Prompt:
Every entry that follows should be reproduced exactly.

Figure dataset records
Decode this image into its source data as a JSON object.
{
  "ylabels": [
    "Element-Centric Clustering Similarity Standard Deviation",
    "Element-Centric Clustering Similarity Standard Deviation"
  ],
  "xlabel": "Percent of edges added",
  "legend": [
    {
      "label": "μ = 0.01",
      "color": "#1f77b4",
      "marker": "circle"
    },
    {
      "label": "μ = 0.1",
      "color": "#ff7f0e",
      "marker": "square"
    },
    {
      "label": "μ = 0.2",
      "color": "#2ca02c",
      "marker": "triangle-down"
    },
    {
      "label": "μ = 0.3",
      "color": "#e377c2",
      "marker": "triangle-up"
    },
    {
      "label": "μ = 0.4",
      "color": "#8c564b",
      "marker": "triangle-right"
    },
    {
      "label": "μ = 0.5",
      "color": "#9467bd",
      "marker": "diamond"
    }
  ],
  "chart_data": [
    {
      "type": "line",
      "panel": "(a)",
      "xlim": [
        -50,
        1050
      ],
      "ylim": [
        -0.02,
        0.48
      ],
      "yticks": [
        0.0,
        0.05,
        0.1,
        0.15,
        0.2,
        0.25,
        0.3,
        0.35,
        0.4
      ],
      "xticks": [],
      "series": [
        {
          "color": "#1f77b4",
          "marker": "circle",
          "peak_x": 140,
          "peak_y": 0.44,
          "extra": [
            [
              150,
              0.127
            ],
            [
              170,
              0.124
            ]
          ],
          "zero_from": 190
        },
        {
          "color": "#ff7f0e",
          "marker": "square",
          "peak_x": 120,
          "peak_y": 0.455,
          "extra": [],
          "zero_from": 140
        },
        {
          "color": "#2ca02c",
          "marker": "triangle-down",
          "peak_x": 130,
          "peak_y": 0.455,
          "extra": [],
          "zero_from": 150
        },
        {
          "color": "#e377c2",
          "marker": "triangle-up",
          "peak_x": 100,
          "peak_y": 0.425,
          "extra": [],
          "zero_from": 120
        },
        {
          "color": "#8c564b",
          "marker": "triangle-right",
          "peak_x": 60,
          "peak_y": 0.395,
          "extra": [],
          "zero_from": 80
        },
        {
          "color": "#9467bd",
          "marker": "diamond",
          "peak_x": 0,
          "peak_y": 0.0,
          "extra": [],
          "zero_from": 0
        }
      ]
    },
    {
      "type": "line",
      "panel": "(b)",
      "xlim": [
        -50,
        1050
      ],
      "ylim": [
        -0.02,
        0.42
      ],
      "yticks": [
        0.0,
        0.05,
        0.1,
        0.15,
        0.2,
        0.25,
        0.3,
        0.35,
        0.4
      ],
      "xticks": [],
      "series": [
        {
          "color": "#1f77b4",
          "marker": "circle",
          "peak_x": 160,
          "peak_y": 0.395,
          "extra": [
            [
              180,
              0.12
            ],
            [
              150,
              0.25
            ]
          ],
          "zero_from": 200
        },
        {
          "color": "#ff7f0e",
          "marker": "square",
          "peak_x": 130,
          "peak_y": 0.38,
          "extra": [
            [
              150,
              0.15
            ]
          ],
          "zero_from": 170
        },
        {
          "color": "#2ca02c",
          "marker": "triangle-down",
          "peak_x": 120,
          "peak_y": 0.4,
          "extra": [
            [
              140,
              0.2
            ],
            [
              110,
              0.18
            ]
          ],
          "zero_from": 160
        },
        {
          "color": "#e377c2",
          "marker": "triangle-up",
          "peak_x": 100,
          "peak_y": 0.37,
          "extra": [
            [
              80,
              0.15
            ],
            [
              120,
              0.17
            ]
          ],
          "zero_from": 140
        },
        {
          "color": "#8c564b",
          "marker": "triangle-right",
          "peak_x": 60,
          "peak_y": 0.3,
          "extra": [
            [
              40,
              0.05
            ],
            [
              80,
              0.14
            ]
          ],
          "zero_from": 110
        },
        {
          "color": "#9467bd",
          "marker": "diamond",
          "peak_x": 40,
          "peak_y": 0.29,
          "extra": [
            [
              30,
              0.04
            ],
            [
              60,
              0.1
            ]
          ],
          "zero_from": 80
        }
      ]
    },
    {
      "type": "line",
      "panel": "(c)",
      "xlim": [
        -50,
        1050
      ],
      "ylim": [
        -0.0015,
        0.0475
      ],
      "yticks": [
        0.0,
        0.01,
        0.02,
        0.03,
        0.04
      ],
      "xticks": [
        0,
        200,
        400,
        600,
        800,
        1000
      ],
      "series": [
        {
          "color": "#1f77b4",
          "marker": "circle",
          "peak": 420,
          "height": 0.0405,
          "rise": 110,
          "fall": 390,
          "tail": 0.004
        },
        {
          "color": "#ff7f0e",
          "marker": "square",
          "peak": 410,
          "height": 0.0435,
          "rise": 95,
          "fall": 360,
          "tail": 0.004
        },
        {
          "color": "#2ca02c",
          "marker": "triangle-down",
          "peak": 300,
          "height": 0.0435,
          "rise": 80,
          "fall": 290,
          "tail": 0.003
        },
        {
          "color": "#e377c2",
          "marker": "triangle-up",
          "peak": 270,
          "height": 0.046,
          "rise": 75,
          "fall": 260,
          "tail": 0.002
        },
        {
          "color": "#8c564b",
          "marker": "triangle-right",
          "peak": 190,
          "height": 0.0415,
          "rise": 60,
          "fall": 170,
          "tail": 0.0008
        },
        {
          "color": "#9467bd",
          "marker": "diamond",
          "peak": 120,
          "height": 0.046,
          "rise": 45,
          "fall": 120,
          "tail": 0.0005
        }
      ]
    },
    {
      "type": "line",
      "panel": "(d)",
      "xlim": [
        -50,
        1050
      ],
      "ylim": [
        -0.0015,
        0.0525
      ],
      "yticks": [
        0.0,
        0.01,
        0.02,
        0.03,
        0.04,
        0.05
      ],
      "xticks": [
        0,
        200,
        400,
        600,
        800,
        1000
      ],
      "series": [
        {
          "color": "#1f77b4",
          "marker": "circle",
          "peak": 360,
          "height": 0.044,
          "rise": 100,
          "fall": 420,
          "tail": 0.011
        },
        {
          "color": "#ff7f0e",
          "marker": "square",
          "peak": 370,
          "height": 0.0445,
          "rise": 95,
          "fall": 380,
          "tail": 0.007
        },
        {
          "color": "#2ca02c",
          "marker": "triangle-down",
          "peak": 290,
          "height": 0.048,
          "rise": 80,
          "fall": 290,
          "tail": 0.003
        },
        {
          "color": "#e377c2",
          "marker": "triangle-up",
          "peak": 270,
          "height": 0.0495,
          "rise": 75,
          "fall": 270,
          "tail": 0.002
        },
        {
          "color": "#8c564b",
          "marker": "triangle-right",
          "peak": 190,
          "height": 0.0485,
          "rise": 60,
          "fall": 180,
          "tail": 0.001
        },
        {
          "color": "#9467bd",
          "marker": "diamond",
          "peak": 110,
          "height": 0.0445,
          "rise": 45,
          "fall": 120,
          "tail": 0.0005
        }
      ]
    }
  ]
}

Solution to the exercise:
Decode this image into its source data as a JSON object.
{
  "ylabels": [
    "Element-Centric Clustering Similarity Standard Deviation",
    "Element-Centric Clustering Similarity Standard Deviation"
  ],
  "xlabel": "Percent of edges added",
  "legend": [
    {
      "label": "μ = 0.01",
      "color": "#1f77b4",
      "marker": "circle"
    },
    {
      "label": "μ = 0.1",
      "color": "#ff7f0e",
      "marker": "square"
    },
    {
      "label": "μ = 0.2",
      "color": "#2ca02c",
      "marker": "triangle-down"
    },
    {
      "label": "μ = 0.3",
      "color": "#e377c2",
      "marker": "triangle-up"
    },
    {
      "label": "μ = 0.4",
      "color": "#8c564b",
      "marker": "triangle-right"
    },
    {
      "label": "μ = 0.5",
      "color": "#9467bd",
      "marker": "diamond"
    }
  ],
  "chart_data": [
    {
      "type": "line",
      "panel": "(a)",
      "xlim": [
        -50,
        1050
      ],
      "ylim": [
        -0.02,
        0.48
      ],
      "yticks": [
        0.0,
        0.05,
        0.1,
        0.15,
        0.2,
        0.25,
        0.3,
        0.35,
        0.4
      ],
      "xticks": [],
      "series": [
        {
          "color": "#1f77b4",
          "marker": "circle",
          "peak_x": 140,
          "peak_y": 0.44,
          "extra": [
            [
              150,
              0.127
            ],
            [
              170,
              0.124
            ]
          ],
          "zero_from": 190
        },
        {
          "color": "#ff7f0e",
          "marker": "square",
          "peak_x": 120,
          "peak_y": 0.455,
          "extra": [],
          "zero_from": 140
        },
        {
          "color": "#2ca02c",
          "marker": "triangle-down",
          "peak_x": 130,
          "peak_y": 0.455,
          "extra": [],
          "zero_from": 150
        },
        {
          "color": "#e377c2",
          "marker": "triangle-up",
          "peak_x": 100,
          "peak_y": 0.425,
          "extra": [],
          "zero_from": 120
        },
        {
          "color": "#8c564b",
          "marker": "triangle-right",
          "peak_x": 60,
          "peak_y": 0.395,
          "extra": [],
          "zero_from": 80
        },
        {
          "color": "#9467bd",
          "marker": "diamond",
          "peak_x": 0,
          "peak_y": 0.0,
          "extra": [],
          "zero_from": 0
        }
      ]
    },
    {
      "type": "line",
      "panel": "(b)",
      "xlim": [
        -50,
        1050
      ],
      "ylim": [
        -0.02,
        0.42
      ],
      "yticks": [
        0.0,
        0.05,
        0.1,
        0.15,
        0.2,
        0.25,
        0.3,
        0.35,
        0.4
      ],
      "xticks": [],
      "series": [
        {
          "color": "#1f77b4",
          "marker": "circle",
          "peak_x": 160,
          "peak_y": 0.395,
          "extra": [
            [
              180,
              0.12
            ],
            [
              150,
              0.25
            ]
          ],
          "zero_from": 200
        },
        {
          "color": "#ff7f0e",
          "marker": "square",
          "peak_x": 130,
          "peak_y": 0.38,
          "extra": [
            [
              150,
              0.15
            ]
          ],
          "zero_from": 170
        },
        {
          "color": "#2ca02c",
          "marker": "triangle-down",
          "peak_x": 120,
          "peak_y": 0.4,
          "extra": [
            [
              140,
              0.2
            ],
            [
              110,
              0.18
            ]
          ],
          "zero_from": 160
        },
        {
          "color": "#e377c2",
          "marker": "triangle-up",
          "peak_x": 100,
          "peak_y": 0.37,
          "extra": [
            [
              80,
              0.15
            ],
            [
              120,
              0.17
            ]
          ],
          "zero_from": 140
        },
        {
          "color": "#8c564b",
          "marker": "triangle-right",
          "peak_x": 60,
          "peak_y": 0.3,
          "extra": [
            [
              40,
              0.05
            ],
            [
              80,
              0.14
            ]
          ],
          "zero_from": 110
        },
        {
          "color": "#9467bd",
          "marker": "diamond",
          "peak_x": 40,
          "peak_y": 0.29,
          "extra": [
            [
              30,
              0.04
            ],
            [
              60,
              0.1
            ]
          ],
          "zero_from": 80
        }
      ]
    },
    {
      "type": "line",
      "panel": "(c)",
      "xlim": [
        -50,
        1050
      ],
      "ylim": [
        -0.0015,
        0.0475
      ],
      "yticks": [
        0.0,
        0.01,
        0.02,
        0.03,
        0.04
      ],
      "xticks": [
        0,
        200,
        400,
        600,
        800,
        1000
      ],
      "series": [
        {
          "color": "#1f77b4",
          "marker": "circle",
          "peak": 420,
          "height": 0.0405,
          "rise": 110,
          "fall": 390,
          "tail": 0.004
        },
        {
          "color": "#ff7f0e",
          "marker": "square",
          "peak": 410,
          "height": 0.0435,
          "rise": 95,
          "fall": 360,
          "tail": 0.004
        },
        {
          "color": "#2ca02c",
          "marker": "triangle-down",
          "peak": 300,
          "height": 0.0435,
          "rise": 80,
          "fall": 290,
          "tail": 0.003
        },
        {
          "color": "#e377c2",
          "marker": "triangle-up",
          "peak": 270,
          "height": 0.046,
          "rise": 75,
          "fall": 260,
          "tail": 0.002
        },
        {
          "color": "#8c564b",
          "marker": "triangle-right",
          "peak": 190,
          "height": 0.0415,
          "rise": 60,
          "fall": 170,
          "tail": 0.0008
        },
        {
          "color": "#9467bd",
          "marker": "diamond",
          "peak": 120,
          "height": 0.046,
          "rise": 45,
          "fall": 120,
          "tail": 0.0005
        }
      ]
    },
    {
      "type": "line",
      "panel": "(d)",
      "xlim": [
        -50,
        1050
      ],
      "ylim": [
        -0.0015,
        0.0525
      ],
      "yticks": [
        0.0,
        0.01,
        0.02,
        0.03,
        0.04,
        0.05
      ],
      "xticks": [
        0,
        200,
        400,
        600,
        800,
        1000
      ],
      "series": [
        {
          "color": "#1f77b4",
          "marker": "circle",
          "peak": 360,
          "height": 0.044,
          "rise": 100,
          "fall": 420,
          "tail": 0.011
        },
        {
          "color": "#ff7f0e",
          "marker": "square",
          "peak": 370,
          "height": 0.0445,
          "rise": 95,
          "fall": 380,
          "tail": 0.007
        },
        {
          "color": "#2ca02c",
          "marker": "triangle-down",
          "peak": 290,
          "height": 0.048,
          "rise": 80,
          "fall": 290,
          "tail": 0.003
        },
        {
          "color": "#e377c2",
          "marker": "triangle-up",
          "peak": 270,
          "height": 0.0495,
          "rise": 75,
          "fall": 270,
          "tail": 0.002
        },
        {
          "color": "#8c564b",
          "marker": "triangle-right",
          "peak": 190,
          "height": 0.0485,
          "rise": 60,
          "fall": 180,
          "tail": 0.001
        },
        {
          "color": "#9467bd",
          "marker": "diamond",
          "peak": 110,
          "height": 0.0445,
          "rise": 45,
          "fall": 120,
          "tail": 0.0005
        }
      ]
    }
  ]
}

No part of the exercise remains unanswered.